Problem description: List every line below containing "caption".
* START Dataset rows *
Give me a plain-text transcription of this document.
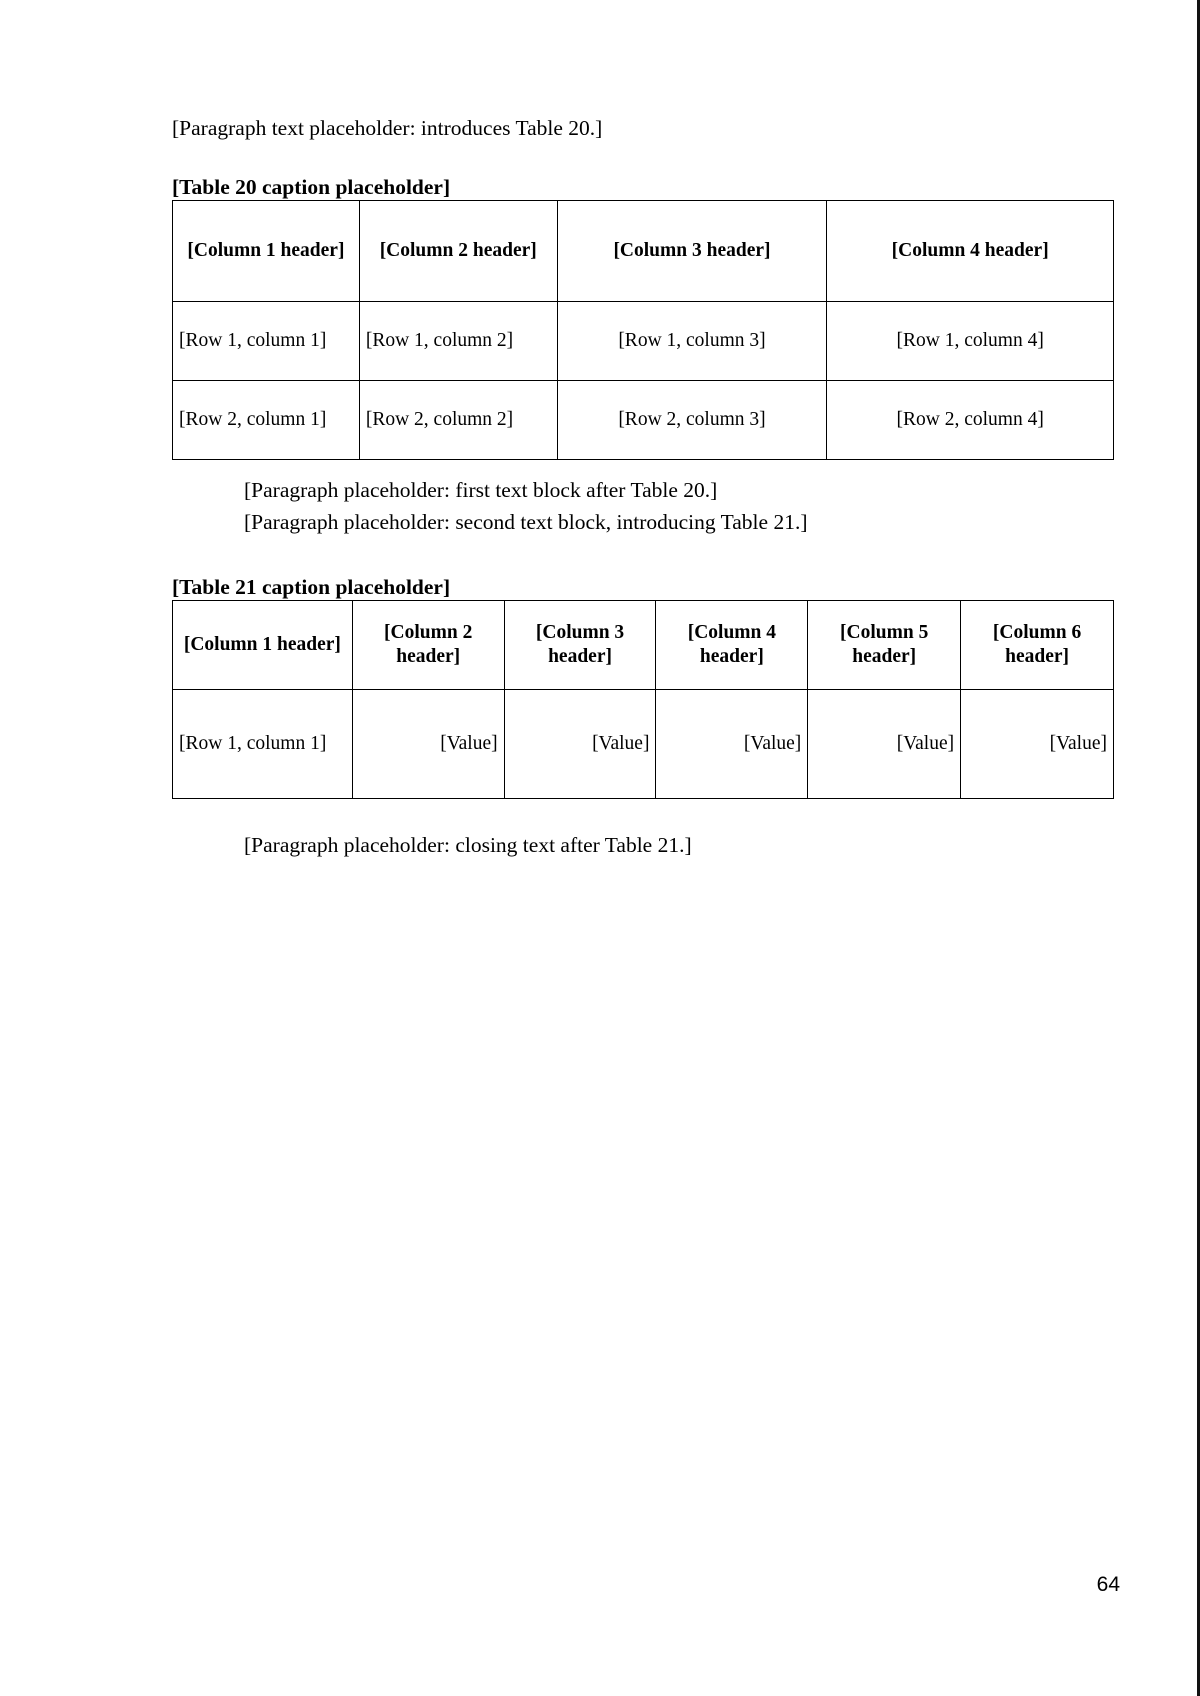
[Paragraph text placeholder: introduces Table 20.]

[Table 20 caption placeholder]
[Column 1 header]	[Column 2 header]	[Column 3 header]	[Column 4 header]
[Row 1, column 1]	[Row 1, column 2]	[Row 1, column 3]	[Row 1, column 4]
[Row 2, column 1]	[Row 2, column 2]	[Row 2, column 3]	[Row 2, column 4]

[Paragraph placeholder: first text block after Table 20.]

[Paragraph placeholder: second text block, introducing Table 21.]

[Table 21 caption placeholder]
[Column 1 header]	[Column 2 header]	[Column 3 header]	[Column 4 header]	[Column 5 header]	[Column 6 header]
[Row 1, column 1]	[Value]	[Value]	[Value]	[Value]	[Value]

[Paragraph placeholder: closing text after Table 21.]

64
* END Dataset rows *
* START Dataset rows *
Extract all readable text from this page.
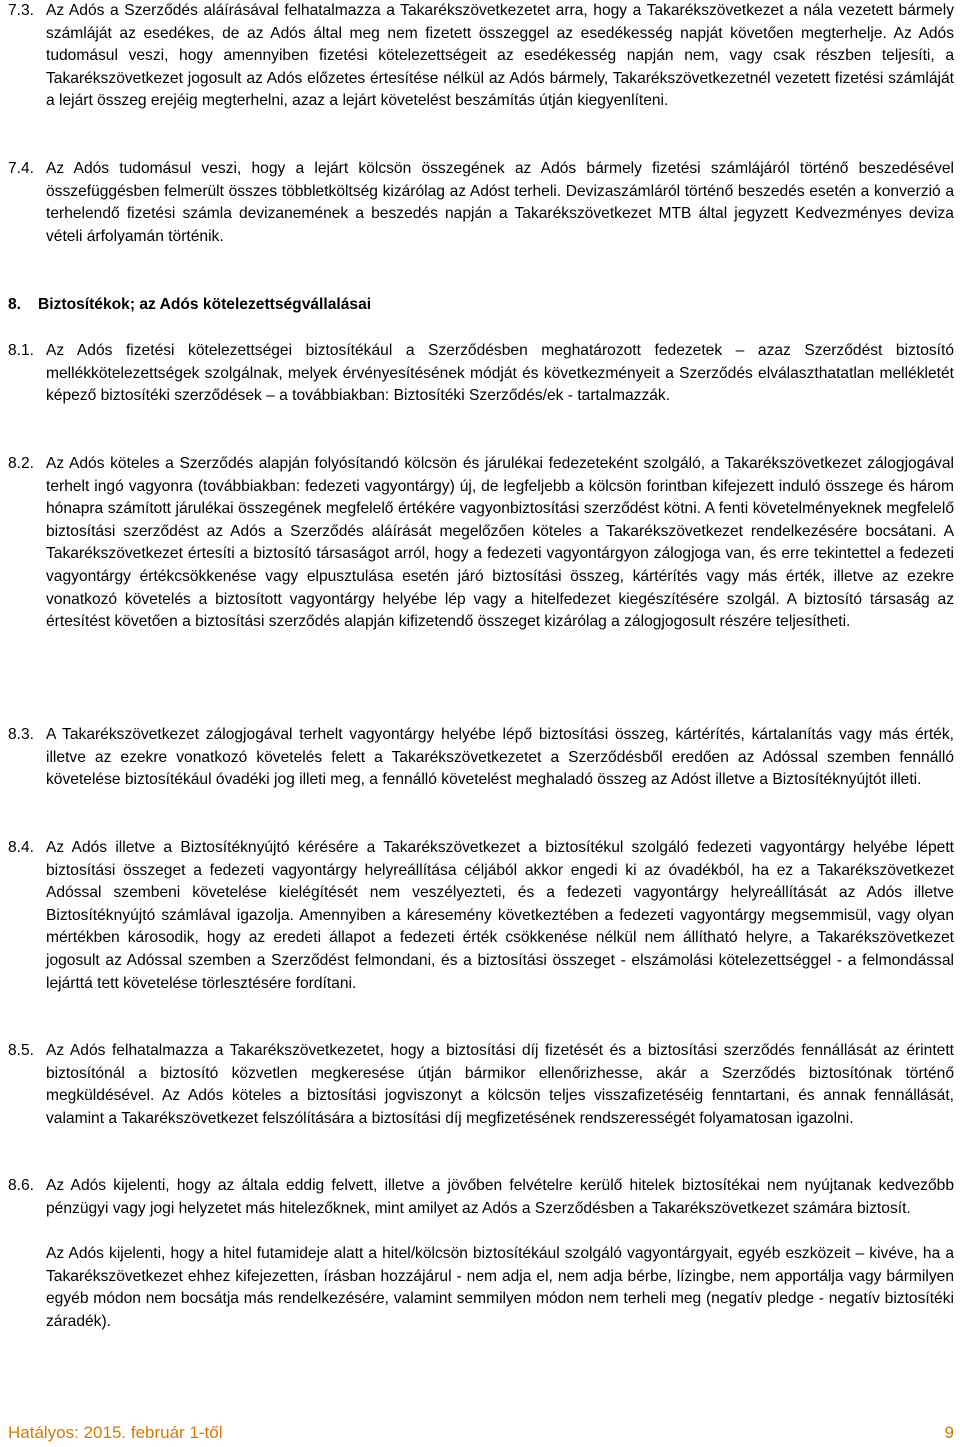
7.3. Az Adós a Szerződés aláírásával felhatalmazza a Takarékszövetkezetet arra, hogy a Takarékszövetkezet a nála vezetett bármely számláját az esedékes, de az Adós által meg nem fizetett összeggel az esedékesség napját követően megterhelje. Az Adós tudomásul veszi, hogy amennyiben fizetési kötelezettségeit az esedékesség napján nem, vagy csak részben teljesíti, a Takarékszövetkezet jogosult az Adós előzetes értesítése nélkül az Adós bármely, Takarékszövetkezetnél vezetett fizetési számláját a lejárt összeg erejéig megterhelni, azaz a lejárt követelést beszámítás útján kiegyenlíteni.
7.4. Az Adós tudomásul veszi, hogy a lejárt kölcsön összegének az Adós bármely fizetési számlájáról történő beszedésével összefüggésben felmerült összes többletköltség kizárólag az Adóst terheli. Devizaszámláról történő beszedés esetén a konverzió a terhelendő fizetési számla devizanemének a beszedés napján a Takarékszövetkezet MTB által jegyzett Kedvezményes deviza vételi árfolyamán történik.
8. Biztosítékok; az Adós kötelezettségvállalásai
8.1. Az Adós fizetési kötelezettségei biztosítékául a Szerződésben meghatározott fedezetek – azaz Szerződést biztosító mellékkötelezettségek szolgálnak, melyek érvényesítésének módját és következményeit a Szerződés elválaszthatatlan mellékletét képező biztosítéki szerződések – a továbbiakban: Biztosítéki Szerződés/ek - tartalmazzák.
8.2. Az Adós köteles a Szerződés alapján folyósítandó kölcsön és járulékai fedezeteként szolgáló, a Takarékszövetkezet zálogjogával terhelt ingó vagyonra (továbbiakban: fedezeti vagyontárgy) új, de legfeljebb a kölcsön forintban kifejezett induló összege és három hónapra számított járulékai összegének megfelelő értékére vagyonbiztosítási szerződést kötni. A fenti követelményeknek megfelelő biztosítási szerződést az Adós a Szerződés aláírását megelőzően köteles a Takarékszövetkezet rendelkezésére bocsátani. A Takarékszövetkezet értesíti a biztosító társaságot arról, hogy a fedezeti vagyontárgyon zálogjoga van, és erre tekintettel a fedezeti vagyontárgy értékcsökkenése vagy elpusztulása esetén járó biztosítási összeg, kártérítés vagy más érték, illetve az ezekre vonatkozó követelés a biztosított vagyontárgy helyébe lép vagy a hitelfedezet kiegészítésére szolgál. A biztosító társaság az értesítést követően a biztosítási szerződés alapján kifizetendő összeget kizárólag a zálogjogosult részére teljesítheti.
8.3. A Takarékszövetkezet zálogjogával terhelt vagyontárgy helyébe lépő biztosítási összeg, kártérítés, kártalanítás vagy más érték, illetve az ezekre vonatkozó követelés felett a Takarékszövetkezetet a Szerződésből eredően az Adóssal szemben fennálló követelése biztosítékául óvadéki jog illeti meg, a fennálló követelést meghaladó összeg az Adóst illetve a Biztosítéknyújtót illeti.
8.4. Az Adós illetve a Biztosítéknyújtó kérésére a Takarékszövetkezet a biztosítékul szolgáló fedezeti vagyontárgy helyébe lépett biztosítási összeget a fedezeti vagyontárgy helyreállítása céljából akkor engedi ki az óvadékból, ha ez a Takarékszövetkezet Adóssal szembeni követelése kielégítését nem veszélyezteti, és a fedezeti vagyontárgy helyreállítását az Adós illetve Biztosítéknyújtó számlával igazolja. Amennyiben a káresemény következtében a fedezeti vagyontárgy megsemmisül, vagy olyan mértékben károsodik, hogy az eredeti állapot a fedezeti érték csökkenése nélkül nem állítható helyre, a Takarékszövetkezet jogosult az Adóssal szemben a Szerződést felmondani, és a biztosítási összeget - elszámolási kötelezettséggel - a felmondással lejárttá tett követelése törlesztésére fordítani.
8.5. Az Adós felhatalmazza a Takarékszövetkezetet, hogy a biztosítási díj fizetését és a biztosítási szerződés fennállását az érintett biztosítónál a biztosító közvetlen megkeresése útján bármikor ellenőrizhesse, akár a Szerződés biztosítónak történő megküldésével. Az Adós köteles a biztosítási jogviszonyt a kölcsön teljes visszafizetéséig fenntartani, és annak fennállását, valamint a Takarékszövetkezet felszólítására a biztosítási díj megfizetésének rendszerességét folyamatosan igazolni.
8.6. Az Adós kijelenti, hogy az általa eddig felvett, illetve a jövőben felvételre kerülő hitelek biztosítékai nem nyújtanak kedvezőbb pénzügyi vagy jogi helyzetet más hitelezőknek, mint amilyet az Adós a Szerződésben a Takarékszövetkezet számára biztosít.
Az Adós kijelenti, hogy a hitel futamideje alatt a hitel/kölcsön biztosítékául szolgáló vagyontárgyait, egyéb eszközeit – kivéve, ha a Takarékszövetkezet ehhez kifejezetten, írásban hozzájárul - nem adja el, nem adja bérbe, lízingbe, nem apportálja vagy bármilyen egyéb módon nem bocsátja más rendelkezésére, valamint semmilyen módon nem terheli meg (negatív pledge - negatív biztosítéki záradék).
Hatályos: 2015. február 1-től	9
* END Dataset rows *
Result of the exercise:
[Table 20 caption placeholder]
[Table 21 caption placeholder]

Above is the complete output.